__SHORT TASK A__
Recast the records from the line with "body-paragraph <box>95 96 685 207</box>" up to and including the line with "row-name: 蒸汽和热水 <box>100 935 371 968</box>" as a Markdown table with columns Row and Line. Give each line with its row number, leave out blank lines, and include no other lines.

-- Begin DOCUMENT EXCERPT --

Ravindra Dastikop (born May 24, 1964) is an educator and speaker on Cloud Computing. He is currently serving as an Assistant Professor, Department of Computer Science and Engineering, SDM College of Engineering and Technology in Dharwad, Karnataka where he began his career in 1987. He is also the director of Centre for Web Enabled Learning (C-WEL).

Early life and education 
Ravindra Dastikop had earlier education in Belgaum, Mandya and Mysore and completed his graduation in science and postgraduate diploma in computer applications from Sri Jayachamarajendra College of Engineering, Mysore in 1986. Later he pursued in engineering degree, post graduation and further qualifications from Birla Institute of Technology and Science.

Computer science career
Currently his teaching interests are around cloud computing and social media. He offers a semester long course- Introduction to Cloud Computing for all branches of engineering. He is planning to offer Designing Cloud Computing System course for CSE students from upcoming semester. During 2004, he visited Tribhuvan University, Kathmandu, Nepal as a visiting faculty and taught a course in Programming Languages. In the same year, he was invited to be adjunct faculty at International Institute of Information Technology, Bangalore.

-- End DOCUMENT EXCERPT --
-- Begin TASK MATERIAL --

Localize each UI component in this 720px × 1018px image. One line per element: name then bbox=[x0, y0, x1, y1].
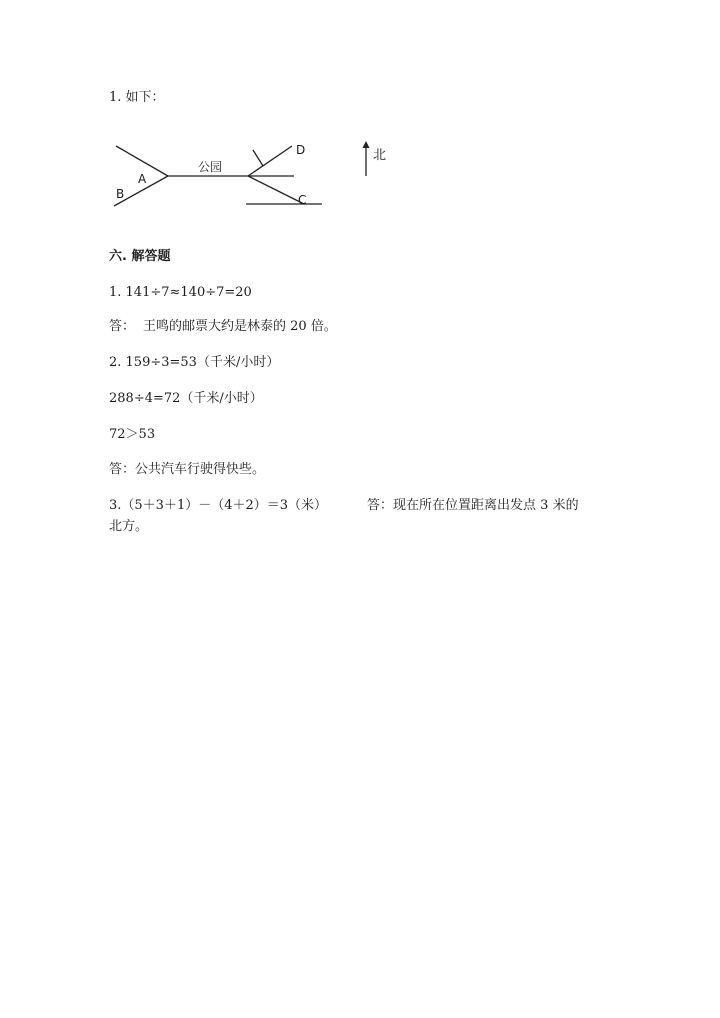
answer-2-calc-1: 2. 159÷3=53（千米/小时） bbox=[109, 355, 280, 370]
answer-1-text: 王鸣的邮票大约是林泰的 20 倍。 bbox=[143, 319, 337, 334]
label-park: 公园 bbox=[198, 160, 223, 174]
label-north: 北 bbox=[373, 148, 387, 163]
answer-3-calc: 3.（5＋3＋1）－（4＋2）＝3（米） bbox=[109, 498, 328, 513]
answer-3-conclusion-cont: 北方。 bbox=[109, 519, 149, 534]
diagram-line-d bbox=[248, 146, 292, 176]
answer-2-compare: 72＞53 bbox=[109, 427, 156, 442]
answer-1-conclusion bbox=[109, 318, 337, 336]
direction-diagram bbox=[108, 136, 388, 212]
label-a: A bbox=[138, 172, 147, 186]
answer-3-line bbox=[109, 497, 579, 515]
answer-3-conclusion: 答：现在所在位置距离出发点 3 米的 bbox=[367, 498, 579, 513]
diagram-branch bbox=[253, 150, 263, 166]
answer-1-calc: 1. 141÷7≈140÷7=20 bbox=[109, 285, 252, 300]
answer-2-conclusion: 答：公共汽车行驶得快些。 bbox=[109, 462, 266, 477]
answer-2-calc-2: 288÷4=72（千米/小时） bbox=[109, 391, 263, 406]
label-b: B bbox=[116, 187, 125, 201]
label-c: C bbox=[298, 193, 307, 207]
section-6-title: 六. 解答题 bbox=[109, 249, 171, 264]
north-arrow-head-icon bbox=[363, 141, 370, 148]
answer-1-label: 答： bbox=[109, 319, 136, 334]
question-1-header: 1. 如下： bbox=[109, 90, 165, 105]
label-d: D bbox=[296, 143, 306, 157]
diagram-line-c bbox=[248, 176, 304, 204]
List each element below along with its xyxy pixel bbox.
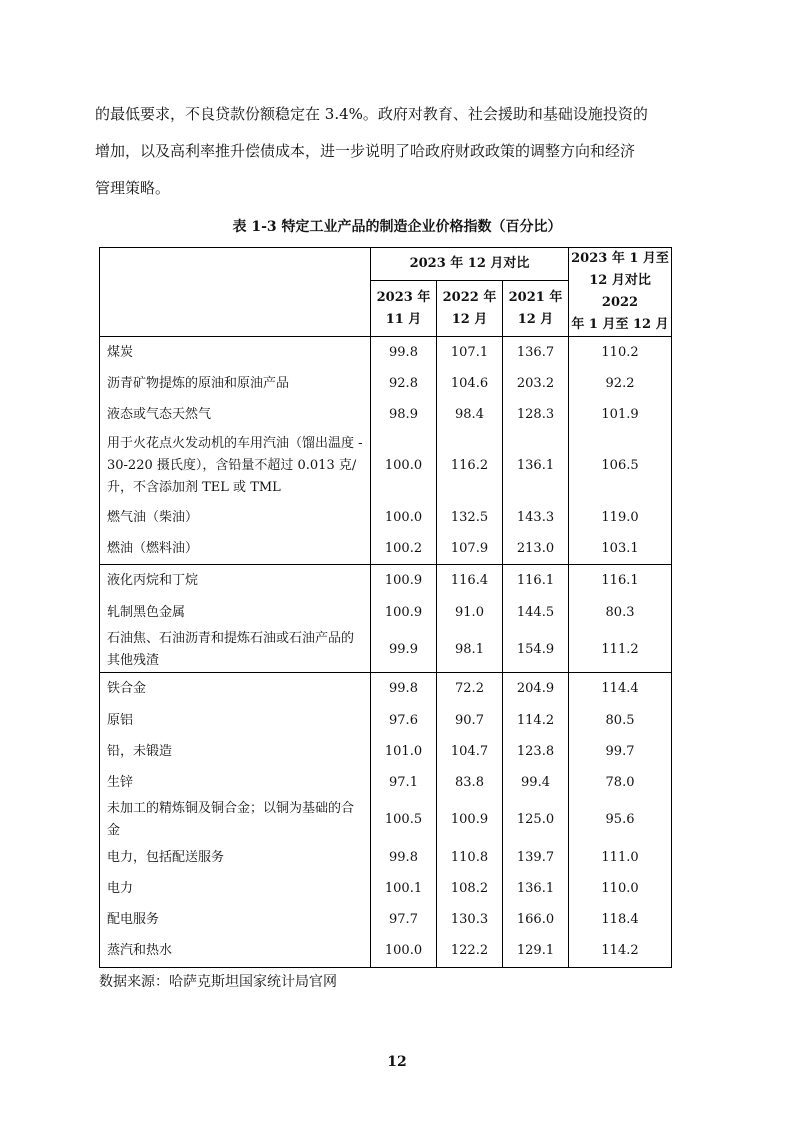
body-paragraph <box>95 96 685 207</box>
cell-value: 100.2 <box>371 533 437 565</box>
cell-value: 100.9 <box>371 565 437 598</box>
cell-value: 139.7 <box>503 842 569 873</box>
cell-value: 128.3 <box>503 399 569 430</box>
cell-value: 154.9 <box>503 628 569 673</box>
cell-value: 116.2 <box>437 430 503 502</box>
cell-value: 99.7 <box>569 736 672 767</box>
page-number: 12 <box>387 1054 407 1070</box>
table-row <box>100 935 672 968</box>
cell-value: 90.7 <box>437 705 503 736</box>
table-row <box>100 904 672 935</box>
table-row <box>100 533 672 565</box>
cell-value: 100.0 <box>371 935 437 968</box>
cell-value: 107.1 <box>437 337 503 369</box>
cell-value: 118.4 <box>569 904 672 935</box>
cell-value: 98.1 <box>437 628 503 673</box>
cell-value: 80.5 <box>569 705 672 736</box>
row-name: 蒸汽和热水 <box>100 935 371 968</box>
table-row <box>100 399 672 430</box>
header-ytd-line: 12 月对比 2022 <box>589 273 651 310</box>
cell-value: 99.9 <box>371 628 437 673</box>
cell-value: 100.0 <box>371 502 437 533</box>
table-row <box>100 502 672 533</box>
header-dec2021 <box>503 281 569 337</box>
header-line: 11 月 <box>385 311 422 327</box>
cell-value: 97.1 <box>371 767 437 798</box>
cell-value: 97.7 <box>371 904 437 935</box>
cell-value: 129.1 <box>503 935 569 968</box>
cell-value: 110.2 <box>569 337 672 369</box>
row-name: 液态或气态天然气 <box>100 399 371 430</box>
cell-value: 116.1 <box>503 565 569 598</box>
cell-value: 107.9 <box>437 533 503 565</box>
cell-value: 99.8 <box>371 673 437 706</box>
cell-value: 99.8 <box>371 337 437 369</box>
cell-value: 98.9 <box>371 399 437 430</box>
cell-value: 78.0 <box>569 767 672 798</box>
row-name: 轧制黑色金属 <box>100 597 371 628</box>
cell-value: 123.8 <box>503 736 569 767</box>
table-row <box>100 430 672 502</box>
header-dec2022 <box>437 281 503 337</box>
cell-value: 114.2 <box>569 935 672 968</box>
cell-value: 143.3 <box>503 502 569 533</box>
cell-value: 116.4 <box>437 565 503 598</box>
cell-value: 92.8 <box>371 368 437 399</box>
header-line: 2023 年 <box>376 289 431 305</box>
cell-value: 92.2 <box>569 368 672 399</box>
table-row <box>100 705 672 736</box>
paragraph-line: 增加，以及高利率推升偿债成本，进一步说明了哈政府财政政策的调整方向和经济 <box>95 142 636 160</box>
cell-value: 100.9 <box>437 798 503 842</box>
table-row <box>100 736 672 767</box>
cell-value: 103.1 <box>569 533 672 565</box>
header-group-label: 2023 年 12 月对比 <box>371 248 569 281</box>
table-row <box>100 565 672 598</box>
cell-value: 114.2 <box>503 705 569 736</box>
table-row <box>100 767 672 798</box>
header-line: 2021 年 <box>508 289 563 305</box>
cell-value: 104.6 <box>437 368 503 399</box>
cell-value: 110.8 <box>437 842 503 873</box>
cell-value: 80.3 <box>569 597 672 628</box>
cell-value: 104.7 <box>437 736 503 767</box>
header-line: 12 月 <box>517 311 554 327</box>
row-name: 沥青矿物提炼的原油和原油产品 <box>100 368 371 399</box>
paragraph-line: 的最低要求，不良贷款份额稳定在 3.4%。政府对教育、社会援助和基础设施投资的 <box>95 105 648 123</box>
cell-value: 203.2 <box>503 368 569 399</box>
header-ytd <box>569 248 672 337</box>
table-row <box>100 597 672 628</box>
cell-value: 99.4 <box>503 767 569 798</box>
table-row <box>100 673 672 706</box>
cell-value: 204.9 <box>503 673 569 706</box>
cell-value: 72.2 <box>437 673 503 706</box>
row-name: 液化丙烷和丁烷 <box>100 565 371 598</box>
header-nov2023 <box>371 281 437 337</box>
row-name: 生锌 <box>100 767 371 798</box>
cell-value: 130.3 <box>437 904 503 935</box>
cell-value: 111.0 <box>569 842 672 873</box>
table-row <box>100 873 672 904</box>
cell-value: 136.7 <box>503 337 569 369</box>
cell-value: 101.0 <box>371 736 437 767</box>
table-caption: 表 1-3 特定工业产品的制造企业价格指数（百分比） <box>232 219 562 235</box>
cell-value: 97.6 <box>371 705 437 736</box>
cell-value: 136.1 <box>503 430 569 502</box>
cell-value: 136.1 <box>503 873 569 904</box>
header-line: 2022 年 <box>442 289 497 305</box>
row-name: 铅，未锻造 <box>100 736 371 767</box>
cell-value: 132.5 <box>437 502 503 533</box>
cell-value: 99.8 <box>371 842 437 873</box>
cell-value: 100.1 <box>371 873 437 904</box>
table-row <box>100 842 672 873</box>
row-name: 石油焦、石油沥青和提炼石油或石油产品的其他残渣 <box>100 628 371 673</box>
cell-value: 116.1 <box>569 565 672 598</box>
cell-value: 100.5 <box>371 798 437 842</box>
cell-value: 213.0 <box>503 533 569 565</box>
header-ytd-line: 2023 年 1 月至 <box>571 251 669 266</box>
header-ytd-line: 年 1 月至 12 月 <box>571 317 669 332</box>
row-name: 未加工的精炼铜及铜合金；以铜为基础的合金 <box>100 798 371 842</box>
cell-value: 100.9 <box>371 597 437 628</box>
row-name: 铁合金 <box>100 673 371 706</box>
cell-value: 100.0 <box>371 430 437 502</box>
row-name: 电力 <box>100 873 371 904</box>
cell-value: 119.0 <box>569 502 672 533</box>
table-row <box>100 337 672 369</box>
cell-value: 83.8 <box>437 767 503 798</box>
cell-value: 122.2 <box>437 935 503 968</box>
paragraph-line: 管理策略。 <box>95 179 171 197</box>
row-name: 煤炭 <box>100 337 371 369</box>
cell-value: 111.2 <box>569 628 672 673</box>
row-name: 电力，包括配送服务 <box>100 842 371 873</box>
cell-value: 144.5 <box>503 597 569 628</box>
cell-value: 114.4 <box>569 673 672 706</box>
table-row <box>100 798 672 842</box>
header-line: 12 月 <box>451 311 488 327</box>
table-row <box>100 368 672 399</box>
cell-value: 106.5 <box>569 430 672 502</box>
cell-value: 91.0 <box>437 597 503 628</box>
row-name: 原铝 <box>100 705 371 736</box>
cell-value: 166.0 <box>503 904 569 935</box>
table-row <box>100 628 672 673</box>
row-name: 用于火花点火发动机的车用汽油（馏出温度 - 30-220 摄氏度），含铅量不超过 0.013 克/升，不含添加剂 TEL 或 TML <box>100 430 371 502</box>
row-name: 燃气油（柴油） <box>100 502 371 533</box>
cell-value: 101.9 <box>569 399 672 430</box>
cell-value: 108.2 <box>437 873 503 904</box>
price-index-table <box>99 247 672 968</box>
cell-value: 110.0 <box>569 873 672 904</box>
source-note: 数据来源：哈萨克斯坦国家统计局官网 <box>99 974 337 990</box>
cell-value: 125.0 <box>503 798 569 842</box>
row-name: 燃油（燃料油） <box>100 533 371 565</box>
cell-value: 95.6 <box>569 798 672 842</box>
header-blank-cell <box>100 248 371 337</box>
cell-value: 98.4 <box>437 399 503 430</box>
row-name: 配电服务 <box>100 904 371 935</box>
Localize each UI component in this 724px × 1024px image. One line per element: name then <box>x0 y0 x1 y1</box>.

-- End TASK MATERIAL --

__SHORT TASK B__
Name every course that the biography of Ravindra Dastikop says he offers, plans to offer, or has taught.

__WRITTEN REPLY A__
| Row | Line |
|---|---|
| 1 | body-paragraph <box>95 96 685 207</box> |
| 2 | cell-value: 100.2 <box>371 533 437 565</box> |
| 3 | cell-value: 100.9 <box>371 565 437 598</box> |
| 4 | cell-value: 139.7 <box>503 842 569 873</box> |
| 5 | cell-value: 128.3 <box>503 399 569 430</box> |
| 6 | cell-value: 154.9 <box>503 628 569 673</box> |
| 7 | cell-value: 116.2 <box>437 430 503 502</box> |
| 8 | cell-value: 99.7 <box>569 736 672 767</box> |
| 9 | page-number: 12 <box>387 1054 407 1070</box> |
| 10 | table-row <box>100 935 672 968</box> |
| 11 | cell-value: 90.7 <box>437 705 503 736</box> |
| 12 | table-row <box>100 904 672 935</box> |
| 13 | table-row <box>100 533 672 565</box> |
| 14 | cell-value: 100.0 <box>371 935 437 968</box> |
| 15 | cell-value: 107.1 <box>437 337 503 369</box> |
| 16 | cell-value: 118.4 <box>569 904 672 935</box> |
| 17 | cell-value: 98.1 <box>437 628 503 673</box> |
| 18 | cell-value: 80.5 <box>569 705 672 736</box> |
| 19 | row-name: 蒸汽和热水 <box>100 935 371 968</box> |

__WRITTEN REPLY B__
- Introduction to Cloud Computing
- Designing Cloud Computing System
- Programming Languages